-------- ENTRIES SHOWN

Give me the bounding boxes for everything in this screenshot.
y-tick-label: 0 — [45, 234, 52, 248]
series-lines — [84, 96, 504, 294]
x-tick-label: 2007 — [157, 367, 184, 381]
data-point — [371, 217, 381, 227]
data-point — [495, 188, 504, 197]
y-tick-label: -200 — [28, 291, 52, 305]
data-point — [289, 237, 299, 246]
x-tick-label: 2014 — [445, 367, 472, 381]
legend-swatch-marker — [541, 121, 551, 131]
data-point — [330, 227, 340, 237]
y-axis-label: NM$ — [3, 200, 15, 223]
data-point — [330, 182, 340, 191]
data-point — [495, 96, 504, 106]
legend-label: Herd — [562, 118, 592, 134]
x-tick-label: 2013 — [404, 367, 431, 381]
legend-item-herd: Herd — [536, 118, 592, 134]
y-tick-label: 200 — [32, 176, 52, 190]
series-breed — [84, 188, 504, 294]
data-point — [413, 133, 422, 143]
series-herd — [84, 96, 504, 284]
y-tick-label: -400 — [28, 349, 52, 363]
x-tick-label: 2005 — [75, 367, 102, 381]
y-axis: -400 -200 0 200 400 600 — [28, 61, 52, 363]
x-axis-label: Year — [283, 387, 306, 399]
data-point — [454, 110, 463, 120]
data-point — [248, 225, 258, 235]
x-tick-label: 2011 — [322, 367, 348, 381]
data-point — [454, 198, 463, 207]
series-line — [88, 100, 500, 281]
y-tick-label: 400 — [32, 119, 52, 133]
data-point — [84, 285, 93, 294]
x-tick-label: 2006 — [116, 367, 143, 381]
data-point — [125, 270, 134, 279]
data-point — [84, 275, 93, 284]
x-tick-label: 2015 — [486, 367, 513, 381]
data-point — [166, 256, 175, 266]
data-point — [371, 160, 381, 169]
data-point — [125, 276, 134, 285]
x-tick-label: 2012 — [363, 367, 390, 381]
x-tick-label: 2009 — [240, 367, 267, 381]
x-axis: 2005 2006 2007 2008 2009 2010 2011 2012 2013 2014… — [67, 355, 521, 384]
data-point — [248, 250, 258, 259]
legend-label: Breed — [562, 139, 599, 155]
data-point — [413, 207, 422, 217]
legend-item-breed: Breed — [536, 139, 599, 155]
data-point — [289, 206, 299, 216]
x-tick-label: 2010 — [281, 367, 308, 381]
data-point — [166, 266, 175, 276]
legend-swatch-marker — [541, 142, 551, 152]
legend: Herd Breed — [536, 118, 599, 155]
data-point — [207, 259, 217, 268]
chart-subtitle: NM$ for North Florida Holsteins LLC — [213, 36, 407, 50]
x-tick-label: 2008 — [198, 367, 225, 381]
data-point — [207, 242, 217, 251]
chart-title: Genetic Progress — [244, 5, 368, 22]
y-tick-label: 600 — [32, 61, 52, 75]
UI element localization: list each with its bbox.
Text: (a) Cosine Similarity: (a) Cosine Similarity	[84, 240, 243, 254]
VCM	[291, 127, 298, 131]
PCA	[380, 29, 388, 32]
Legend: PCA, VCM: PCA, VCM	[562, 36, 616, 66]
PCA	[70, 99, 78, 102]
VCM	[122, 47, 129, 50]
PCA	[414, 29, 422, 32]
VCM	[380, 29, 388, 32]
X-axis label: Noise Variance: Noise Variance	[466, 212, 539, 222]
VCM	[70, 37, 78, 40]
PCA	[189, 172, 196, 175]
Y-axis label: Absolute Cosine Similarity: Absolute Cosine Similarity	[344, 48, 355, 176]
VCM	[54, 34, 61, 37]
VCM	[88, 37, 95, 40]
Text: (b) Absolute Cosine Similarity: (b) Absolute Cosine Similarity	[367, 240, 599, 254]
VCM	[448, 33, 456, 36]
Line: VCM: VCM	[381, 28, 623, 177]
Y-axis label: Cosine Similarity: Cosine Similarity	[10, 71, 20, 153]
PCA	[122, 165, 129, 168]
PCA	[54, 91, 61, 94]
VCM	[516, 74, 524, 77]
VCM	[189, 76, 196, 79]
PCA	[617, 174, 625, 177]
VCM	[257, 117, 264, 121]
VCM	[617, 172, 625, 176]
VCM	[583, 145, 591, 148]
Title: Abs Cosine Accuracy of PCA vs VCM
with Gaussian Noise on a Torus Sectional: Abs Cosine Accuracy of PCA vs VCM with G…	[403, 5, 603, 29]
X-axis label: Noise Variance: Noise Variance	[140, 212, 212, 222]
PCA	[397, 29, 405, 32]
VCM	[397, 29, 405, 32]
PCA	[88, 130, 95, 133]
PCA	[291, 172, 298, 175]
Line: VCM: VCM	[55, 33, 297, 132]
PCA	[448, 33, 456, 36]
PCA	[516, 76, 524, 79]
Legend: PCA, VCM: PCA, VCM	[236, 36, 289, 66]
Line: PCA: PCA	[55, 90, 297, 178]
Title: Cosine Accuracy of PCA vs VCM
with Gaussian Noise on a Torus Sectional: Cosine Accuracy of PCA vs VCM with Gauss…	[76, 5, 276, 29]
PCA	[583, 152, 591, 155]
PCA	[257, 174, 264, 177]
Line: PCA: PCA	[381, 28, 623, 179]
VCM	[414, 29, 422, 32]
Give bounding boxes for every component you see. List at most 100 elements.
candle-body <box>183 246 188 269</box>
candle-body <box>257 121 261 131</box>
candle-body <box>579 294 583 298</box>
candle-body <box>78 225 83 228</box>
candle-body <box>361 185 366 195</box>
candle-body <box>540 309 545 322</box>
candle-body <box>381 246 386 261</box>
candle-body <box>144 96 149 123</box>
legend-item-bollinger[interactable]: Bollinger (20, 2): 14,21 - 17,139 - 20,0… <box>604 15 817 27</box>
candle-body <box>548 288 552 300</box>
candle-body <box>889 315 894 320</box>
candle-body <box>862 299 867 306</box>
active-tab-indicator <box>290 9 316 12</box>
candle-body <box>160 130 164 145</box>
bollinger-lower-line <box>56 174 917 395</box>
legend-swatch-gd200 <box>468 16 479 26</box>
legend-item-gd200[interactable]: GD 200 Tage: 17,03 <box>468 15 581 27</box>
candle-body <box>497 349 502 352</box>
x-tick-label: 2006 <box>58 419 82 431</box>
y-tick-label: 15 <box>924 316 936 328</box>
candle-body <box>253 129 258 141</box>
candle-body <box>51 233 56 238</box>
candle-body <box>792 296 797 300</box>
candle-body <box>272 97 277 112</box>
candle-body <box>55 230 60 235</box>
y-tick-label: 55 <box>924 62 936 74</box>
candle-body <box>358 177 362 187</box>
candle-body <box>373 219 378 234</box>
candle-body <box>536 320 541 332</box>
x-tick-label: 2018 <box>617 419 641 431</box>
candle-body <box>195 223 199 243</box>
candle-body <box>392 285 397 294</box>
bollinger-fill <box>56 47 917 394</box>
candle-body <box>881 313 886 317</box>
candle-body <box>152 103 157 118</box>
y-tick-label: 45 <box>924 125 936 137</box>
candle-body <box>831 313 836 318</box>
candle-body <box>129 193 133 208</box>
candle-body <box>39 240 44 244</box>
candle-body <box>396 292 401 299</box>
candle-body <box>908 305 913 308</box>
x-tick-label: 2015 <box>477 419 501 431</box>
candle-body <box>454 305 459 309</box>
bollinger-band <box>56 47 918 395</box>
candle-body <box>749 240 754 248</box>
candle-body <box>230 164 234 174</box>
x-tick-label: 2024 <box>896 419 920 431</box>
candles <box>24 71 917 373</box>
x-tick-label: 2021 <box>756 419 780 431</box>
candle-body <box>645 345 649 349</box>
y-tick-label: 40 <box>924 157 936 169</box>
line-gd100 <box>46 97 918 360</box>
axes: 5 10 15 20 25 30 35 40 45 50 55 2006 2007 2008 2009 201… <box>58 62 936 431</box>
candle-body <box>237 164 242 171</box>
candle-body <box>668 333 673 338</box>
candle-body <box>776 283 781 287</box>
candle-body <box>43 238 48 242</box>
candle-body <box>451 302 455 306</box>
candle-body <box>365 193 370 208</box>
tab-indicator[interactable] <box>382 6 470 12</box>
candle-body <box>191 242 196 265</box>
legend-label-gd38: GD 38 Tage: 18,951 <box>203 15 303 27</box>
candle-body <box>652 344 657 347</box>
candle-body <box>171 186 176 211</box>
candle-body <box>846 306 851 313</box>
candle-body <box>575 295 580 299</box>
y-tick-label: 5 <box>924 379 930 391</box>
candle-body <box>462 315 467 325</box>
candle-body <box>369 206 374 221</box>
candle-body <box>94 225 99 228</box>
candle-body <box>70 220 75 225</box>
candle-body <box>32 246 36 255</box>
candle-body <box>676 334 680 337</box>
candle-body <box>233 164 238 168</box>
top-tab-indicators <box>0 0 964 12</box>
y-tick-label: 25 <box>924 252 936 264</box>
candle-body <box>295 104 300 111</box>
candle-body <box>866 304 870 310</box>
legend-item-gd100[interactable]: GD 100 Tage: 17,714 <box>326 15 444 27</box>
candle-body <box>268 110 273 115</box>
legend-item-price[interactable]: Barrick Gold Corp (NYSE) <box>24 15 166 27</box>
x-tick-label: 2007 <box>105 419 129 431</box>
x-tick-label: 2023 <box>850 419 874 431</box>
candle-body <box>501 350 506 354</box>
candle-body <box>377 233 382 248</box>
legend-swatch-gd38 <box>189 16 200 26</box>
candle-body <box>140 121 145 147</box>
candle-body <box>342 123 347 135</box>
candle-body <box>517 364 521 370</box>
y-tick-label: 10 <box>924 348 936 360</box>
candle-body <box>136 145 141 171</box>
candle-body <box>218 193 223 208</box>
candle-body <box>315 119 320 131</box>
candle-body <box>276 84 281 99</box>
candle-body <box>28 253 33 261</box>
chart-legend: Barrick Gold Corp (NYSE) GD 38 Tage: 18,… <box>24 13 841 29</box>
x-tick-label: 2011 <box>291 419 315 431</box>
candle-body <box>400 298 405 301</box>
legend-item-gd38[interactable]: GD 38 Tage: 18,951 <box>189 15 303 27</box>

----------------

REQUIRED WORK: Rewrite the records from the start through the line with "data-point — [125, 276, 134, 285]", changing "x-tick-label" to "x-axis-tick" and leaving everything else the same.

SOLUTION:
Give me the bounding boxes for everything in this screenshot.
y-tick-label: 0 — [45, 234, 52, 248]
series-lines — [84, 96, 504, 294]
x-axis-tick: 2007 — [157, 367, 184, 381]
data-point — [371, 217, 381, 227]
data-point — [495, 188, 504, 197]
y-tick-label: -200 — [28, 291, 52, 305]
data-point — [289, 237, 299, 246]
x-axis-tick: 2014 — [445, 367, 472, 381]
legend-swatch-marker — [541, 121, 551, 131]
data-point — [330, 227, 340, 237]
y-axis-label: NM$ — [3, 200, 15, 223]
data-point — [330, 182, 340, 191]
data-point — [495, 96, 504, 106]
legend-label: Herd — [562, 118, 592, 134]
x-axis-tick: 2013 — [404, 367, 431, 381]
legend-item-herd: Herd — [536, 118, 592, 134]
y-tick-label: 200 — [32, 176, 52, 190]
series-breed — [84, 188, 504, 294]
data-point — [413, 133, 422, 143]
series-herd — [84, 96, 504, 284]
y-tick-label: -400 — [28, 349, 52, 363]
x-axis-tick: 2005 — [75, 367, 102, 381]
y-axis: -400 -200 0 200 400 600 — [28, 61, 52, 363]
x-axis-label: Year — [283, 387, 306, 399]
data-point — [454, 110, 463, 120]
data-point — [248, 225, 258, 235]
x-axis-tick: 2011 — [322, 367, 348, 381]
data-point — [454, 198, 463, 207]
series-line — [88, 100, 500, 281]
y-tick-label: 400 — [32, 119, 52, 133]
data-point — [84, 285, 93, 294]
x-axis-tick: 2006 — [116, 367, 143, 381]
data-point — [125, 270, 134, 279]
data-point — [84, 275, 93, 284]
x-axis-tick: 2015 — [486, 367, 513, 381]
data-point — [166, 256, 175, 266]
data-point — [371, 160, 381, 169]
data-point — [125, 276, 134, 285]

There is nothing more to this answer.